§ **Objective**: Pick out the lines in the listing below that contain the word "connect" and copy them.

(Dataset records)

* * *

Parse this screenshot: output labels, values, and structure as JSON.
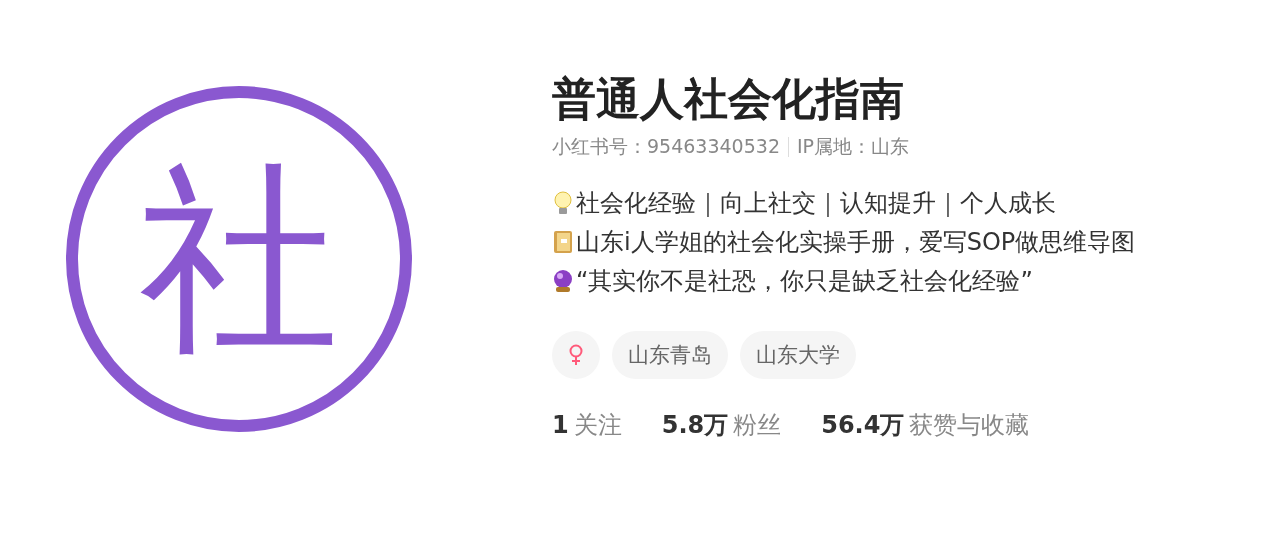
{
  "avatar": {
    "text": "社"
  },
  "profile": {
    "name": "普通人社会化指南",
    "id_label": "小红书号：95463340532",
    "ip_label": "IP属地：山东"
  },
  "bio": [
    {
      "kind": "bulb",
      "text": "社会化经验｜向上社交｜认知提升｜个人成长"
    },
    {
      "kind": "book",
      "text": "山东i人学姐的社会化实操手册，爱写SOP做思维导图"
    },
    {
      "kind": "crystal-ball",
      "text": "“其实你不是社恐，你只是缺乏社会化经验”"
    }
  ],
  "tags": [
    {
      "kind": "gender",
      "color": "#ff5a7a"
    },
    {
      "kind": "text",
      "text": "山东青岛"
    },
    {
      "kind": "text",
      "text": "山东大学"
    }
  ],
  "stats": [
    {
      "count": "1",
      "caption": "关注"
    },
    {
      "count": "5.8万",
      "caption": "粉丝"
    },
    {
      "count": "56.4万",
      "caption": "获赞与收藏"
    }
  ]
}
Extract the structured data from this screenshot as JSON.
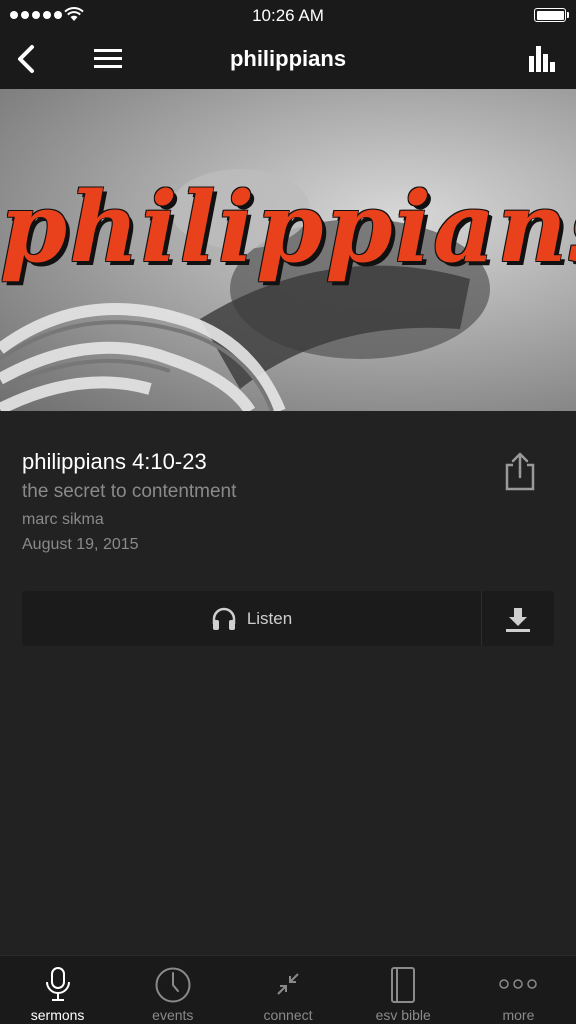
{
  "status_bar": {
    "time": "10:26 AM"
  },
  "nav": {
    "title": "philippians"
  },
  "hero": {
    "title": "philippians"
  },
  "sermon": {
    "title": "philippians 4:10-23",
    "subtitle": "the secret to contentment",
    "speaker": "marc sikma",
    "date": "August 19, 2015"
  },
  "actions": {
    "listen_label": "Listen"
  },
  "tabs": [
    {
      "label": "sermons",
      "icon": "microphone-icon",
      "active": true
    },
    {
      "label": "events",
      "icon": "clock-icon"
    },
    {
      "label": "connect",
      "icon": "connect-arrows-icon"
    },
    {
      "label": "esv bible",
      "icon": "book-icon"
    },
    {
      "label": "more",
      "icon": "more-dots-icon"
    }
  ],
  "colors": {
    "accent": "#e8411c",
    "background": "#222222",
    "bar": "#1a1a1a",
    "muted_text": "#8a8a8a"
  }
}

* * *

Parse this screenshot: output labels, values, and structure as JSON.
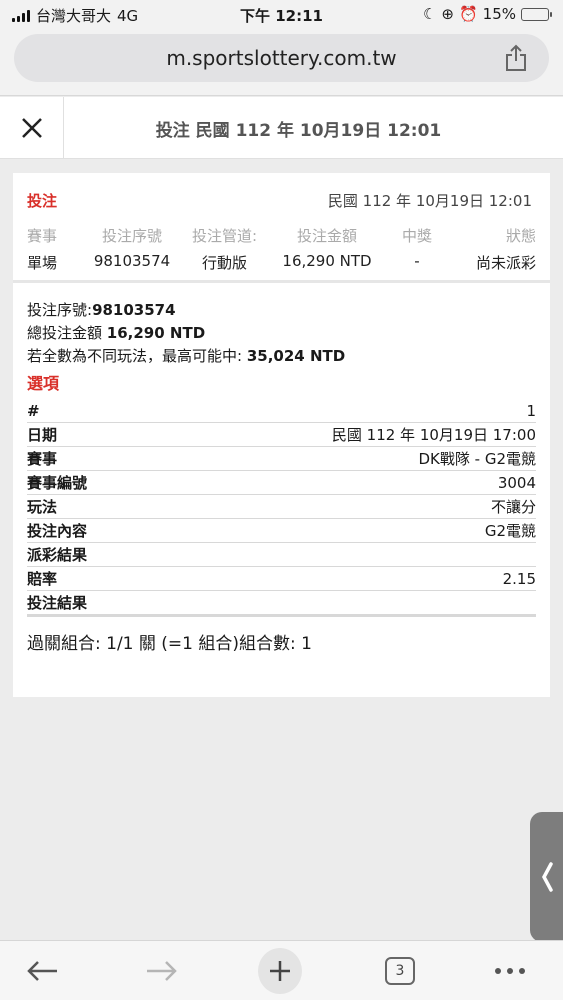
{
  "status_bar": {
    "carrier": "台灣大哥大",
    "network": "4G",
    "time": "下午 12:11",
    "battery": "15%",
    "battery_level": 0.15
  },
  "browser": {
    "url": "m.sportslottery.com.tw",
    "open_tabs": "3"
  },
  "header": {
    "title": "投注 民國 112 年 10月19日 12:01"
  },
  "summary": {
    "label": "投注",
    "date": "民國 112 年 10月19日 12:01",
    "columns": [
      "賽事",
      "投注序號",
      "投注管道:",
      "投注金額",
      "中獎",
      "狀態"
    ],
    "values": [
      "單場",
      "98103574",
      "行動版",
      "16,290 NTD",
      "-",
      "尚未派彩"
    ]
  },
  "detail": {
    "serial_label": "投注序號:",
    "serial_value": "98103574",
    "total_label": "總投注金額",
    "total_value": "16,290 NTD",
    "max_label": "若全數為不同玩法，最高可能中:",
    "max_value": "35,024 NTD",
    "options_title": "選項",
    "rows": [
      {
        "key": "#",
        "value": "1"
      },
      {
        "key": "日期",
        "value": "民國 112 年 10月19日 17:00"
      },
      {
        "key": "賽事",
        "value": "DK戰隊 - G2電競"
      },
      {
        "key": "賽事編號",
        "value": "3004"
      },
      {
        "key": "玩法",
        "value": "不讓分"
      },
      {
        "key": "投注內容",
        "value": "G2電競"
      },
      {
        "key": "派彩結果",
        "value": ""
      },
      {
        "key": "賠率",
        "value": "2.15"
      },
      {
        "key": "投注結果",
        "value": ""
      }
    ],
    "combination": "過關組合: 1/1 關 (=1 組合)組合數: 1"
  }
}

* * *

§ **Response**:
      "label": "connect",
      "icon": "connect-arrows-icon"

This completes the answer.